◆ **Set exercise**
Filter the lines below, copying only those with the string "hjælper".

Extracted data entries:
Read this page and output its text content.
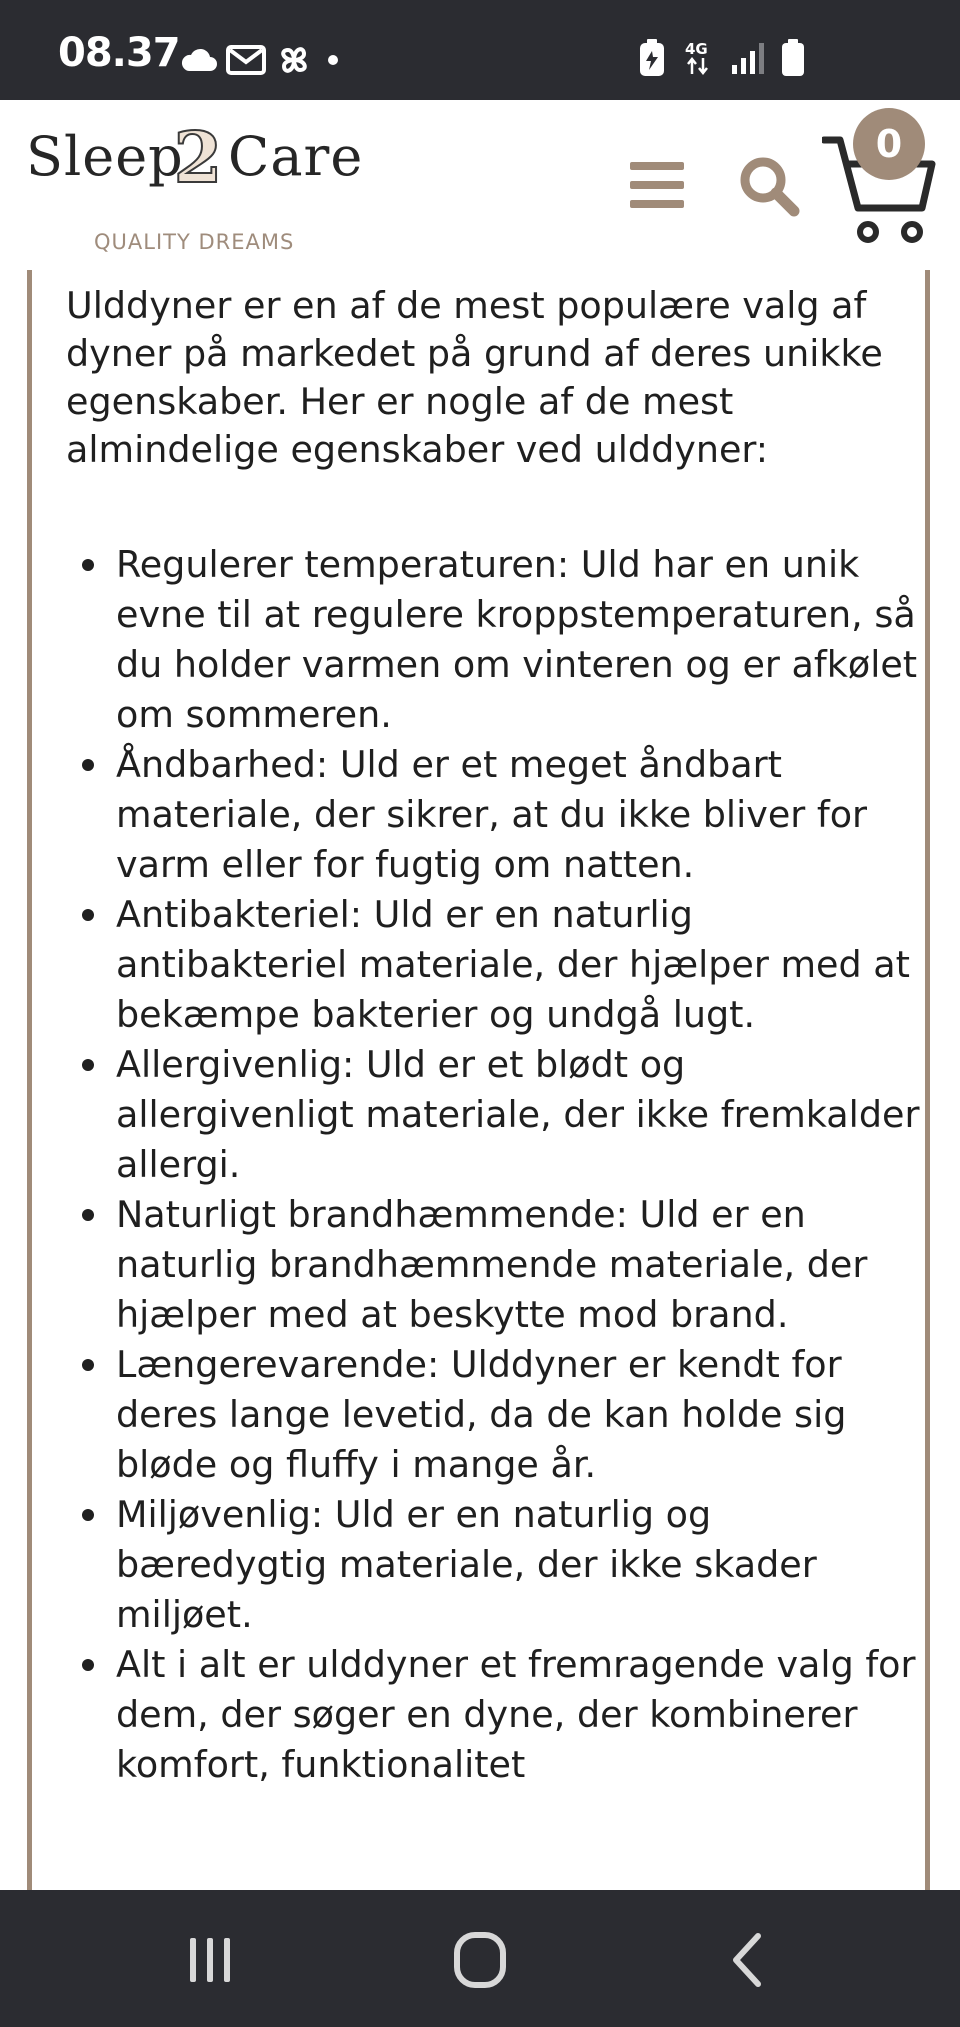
08.37	4G
Sleep
2 Care
QUALITY DREAMS
0

Ulddyner er en af de mest populære valg af dyner på markedet på grund af deres unikke egenskaber. Her er nogle af de mest almindelige egenskaber ved ulddyner:

Regulerer temperaturen: Uld har en unik evne til at regulere kroppstemperaturen, så du holder varmen om vinteren og er afkølet om sommeren.
Åndbarhed: Uld er et meget åndbart materiale, der sikrer, at du ikke bliver for varm eller for fugtig om natten.
Antibakteriel: Uld er en naturlig antibakteriel materiale, der hjælper med at bekæmpe bakterier og undgå lugt.
Allergivenlig: Uld er et blødt og allergivenligt materiale, der ikke fremkalder allergi.
Naturligt brandhæmmende: Uld er en naturlig brandhæmmende materiale, der hjælper med at beskytte mod brand.
Længerevarende: Ulddyner er kendt for deres lange levetid, da de kan holde sig bløde og fluffy i mange år.
Miljøvenlig: Uld er en naturlig og bæredygtig materiale, der ikke skader miljøet.
Alt i alt er ulddyner et fremragende valg for dem, der søger en dyne, der kombinerer komfort, funktionalitet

◆ **Task result**
Antibakteriel: Uld er en naturlig antibakteriel materiale, der hjælper med at bekæmpe bakterier og undgå lugt.
Naturligt brandhæmmende: Uld er en naturlig brandhæmmende materiale, der hjælper med at beskytte mod brand.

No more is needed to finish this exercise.